The will is the practical realizer: we can do everything which we believe is a reasonable project.
In his own sphere of action, man is the image of the all-powerful God; he is able both to create and to transform.
His first task is to exercise this power on himself. When he enters the world, his faculties are a chaos, the darkness of his intellect covers the abyss of his heart, and his spirit is poised in uncertainty as if it were swept here and there by the waves.
He has been endowed with reason, but this reason is still passive and it is up to him to rouse it into activity; to let his face shine in the midst of the waves and cry: let there be light!
He develops a rational mind, he develops a conscience, he develops a heart. The divine law will express just what he has been doing, and the whole of nature will become for him exactly what he would like it to be.
Eternity will enter and remain in his memory. He will say to spirit: be matter, and to matter: be spirit, and spirit and matter will obey him!
All substance is modified by action, all action is controlled by spirit, all spirit is controlled conformably to the will, and all will is decided by some reason.
The reality of things is in their reason for existing, and this reason for things is the principle of that which is.

INFORMATION SUPPLIED:
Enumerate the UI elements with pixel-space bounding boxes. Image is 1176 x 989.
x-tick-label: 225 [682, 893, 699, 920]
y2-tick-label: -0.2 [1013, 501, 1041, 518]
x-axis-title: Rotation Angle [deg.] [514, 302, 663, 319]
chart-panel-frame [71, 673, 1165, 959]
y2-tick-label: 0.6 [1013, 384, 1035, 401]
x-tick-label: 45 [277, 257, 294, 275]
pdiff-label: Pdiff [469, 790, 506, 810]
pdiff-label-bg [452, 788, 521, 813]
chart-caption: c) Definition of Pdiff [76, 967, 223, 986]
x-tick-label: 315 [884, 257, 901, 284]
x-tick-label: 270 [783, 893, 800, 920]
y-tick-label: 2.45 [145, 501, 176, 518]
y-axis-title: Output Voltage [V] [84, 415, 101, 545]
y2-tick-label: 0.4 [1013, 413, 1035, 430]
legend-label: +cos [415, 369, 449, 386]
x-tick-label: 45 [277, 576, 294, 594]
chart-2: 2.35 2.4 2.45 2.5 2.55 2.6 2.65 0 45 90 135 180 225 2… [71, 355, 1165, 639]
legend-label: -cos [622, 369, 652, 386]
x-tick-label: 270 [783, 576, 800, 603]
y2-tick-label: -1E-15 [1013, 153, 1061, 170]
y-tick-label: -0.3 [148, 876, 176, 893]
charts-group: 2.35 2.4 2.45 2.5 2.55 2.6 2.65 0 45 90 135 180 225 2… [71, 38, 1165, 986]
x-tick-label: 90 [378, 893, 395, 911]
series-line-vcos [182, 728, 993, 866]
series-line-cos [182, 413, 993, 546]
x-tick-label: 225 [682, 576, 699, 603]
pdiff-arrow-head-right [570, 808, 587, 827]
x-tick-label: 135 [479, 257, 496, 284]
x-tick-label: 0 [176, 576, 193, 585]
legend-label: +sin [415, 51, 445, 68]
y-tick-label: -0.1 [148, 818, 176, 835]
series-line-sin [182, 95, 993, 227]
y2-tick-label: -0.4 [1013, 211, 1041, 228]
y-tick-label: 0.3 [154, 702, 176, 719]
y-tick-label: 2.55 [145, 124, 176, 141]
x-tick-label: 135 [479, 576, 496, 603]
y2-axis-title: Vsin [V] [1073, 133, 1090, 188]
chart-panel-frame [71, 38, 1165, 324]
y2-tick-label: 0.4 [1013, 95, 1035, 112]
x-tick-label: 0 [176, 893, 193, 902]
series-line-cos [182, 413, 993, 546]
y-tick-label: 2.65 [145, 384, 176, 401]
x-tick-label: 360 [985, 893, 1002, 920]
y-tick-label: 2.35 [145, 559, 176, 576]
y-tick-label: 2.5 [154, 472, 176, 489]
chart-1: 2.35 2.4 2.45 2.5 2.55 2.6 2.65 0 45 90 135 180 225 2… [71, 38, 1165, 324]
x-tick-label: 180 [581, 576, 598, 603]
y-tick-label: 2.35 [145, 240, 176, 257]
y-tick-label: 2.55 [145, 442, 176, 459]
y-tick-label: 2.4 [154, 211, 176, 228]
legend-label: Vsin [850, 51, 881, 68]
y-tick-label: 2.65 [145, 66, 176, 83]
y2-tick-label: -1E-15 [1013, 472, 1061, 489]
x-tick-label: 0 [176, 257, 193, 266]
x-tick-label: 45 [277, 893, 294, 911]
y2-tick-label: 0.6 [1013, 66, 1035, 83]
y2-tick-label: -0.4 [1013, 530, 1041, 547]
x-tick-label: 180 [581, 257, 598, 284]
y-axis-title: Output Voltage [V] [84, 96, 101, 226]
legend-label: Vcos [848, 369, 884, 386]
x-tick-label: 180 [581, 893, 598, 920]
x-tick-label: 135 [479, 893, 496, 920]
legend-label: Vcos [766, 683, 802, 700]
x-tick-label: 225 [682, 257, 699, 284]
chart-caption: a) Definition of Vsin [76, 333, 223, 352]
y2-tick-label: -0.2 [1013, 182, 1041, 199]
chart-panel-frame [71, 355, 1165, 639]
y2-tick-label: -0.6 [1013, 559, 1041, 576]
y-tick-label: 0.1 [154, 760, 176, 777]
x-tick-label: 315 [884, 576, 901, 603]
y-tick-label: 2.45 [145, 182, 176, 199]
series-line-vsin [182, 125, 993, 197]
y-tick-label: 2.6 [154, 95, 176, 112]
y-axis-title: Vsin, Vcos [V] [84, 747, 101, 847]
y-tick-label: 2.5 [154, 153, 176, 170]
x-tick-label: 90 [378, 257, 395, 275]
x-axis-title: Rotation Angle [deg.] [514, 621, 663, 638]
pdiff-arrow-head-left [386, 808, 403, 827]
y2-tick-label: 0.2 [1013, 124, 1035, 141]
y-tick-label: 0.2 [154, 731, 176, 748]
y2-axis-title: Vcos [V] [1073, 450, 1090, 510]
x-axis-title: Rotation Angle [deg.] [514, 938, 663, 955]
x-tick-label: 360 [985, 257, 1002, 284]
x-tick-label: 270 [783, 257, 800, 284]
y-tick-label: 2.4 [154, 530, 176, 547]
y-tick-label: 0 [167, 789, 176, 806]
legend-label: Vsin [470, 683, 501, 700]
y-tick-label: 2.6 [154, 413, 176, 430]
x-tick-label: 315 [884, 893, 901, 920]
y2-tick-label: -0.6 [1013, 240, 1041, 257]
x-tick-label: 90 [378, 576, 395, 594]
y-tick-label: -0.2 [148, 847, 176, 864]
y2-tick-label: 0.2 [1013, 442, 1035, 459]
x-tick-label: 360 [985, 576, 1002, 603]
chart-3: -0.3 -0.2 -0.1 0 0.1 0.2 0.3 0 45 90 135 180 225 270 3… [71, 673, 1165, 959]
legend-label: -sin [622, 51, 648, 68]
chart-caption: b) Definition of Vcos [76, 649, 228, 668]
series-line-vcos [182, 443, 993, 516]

ACTIONS TO TAKE:
A) Decide whether each statement below agrees with the passage on the will. Answer yes or no for each, and quote the deciding words from the passage.
(i) A person's first task is to exercise his power on himself.
(ii) Man's reason is already active when he enters the world.
(iii) All will is decided by some reason.
B) Shorten the paragraph of the passage on the will that begins "His first task" while keeping its main facts.

WRITTEN ANSWERS:
A)
(i) Yes: "His first task is to exercise this power on himself."
(ii) No: "this reason is still passive and it is up to him to rouse it into activity"
(iii) Yes: "all will is decided by some reason"

B) Man's first task is to use his power to create and transform on himself. At birth his faculties are chaos: his dark intellect covers the abyss of his heart, and his spirit wavers in uncertainty as if tossed by waves.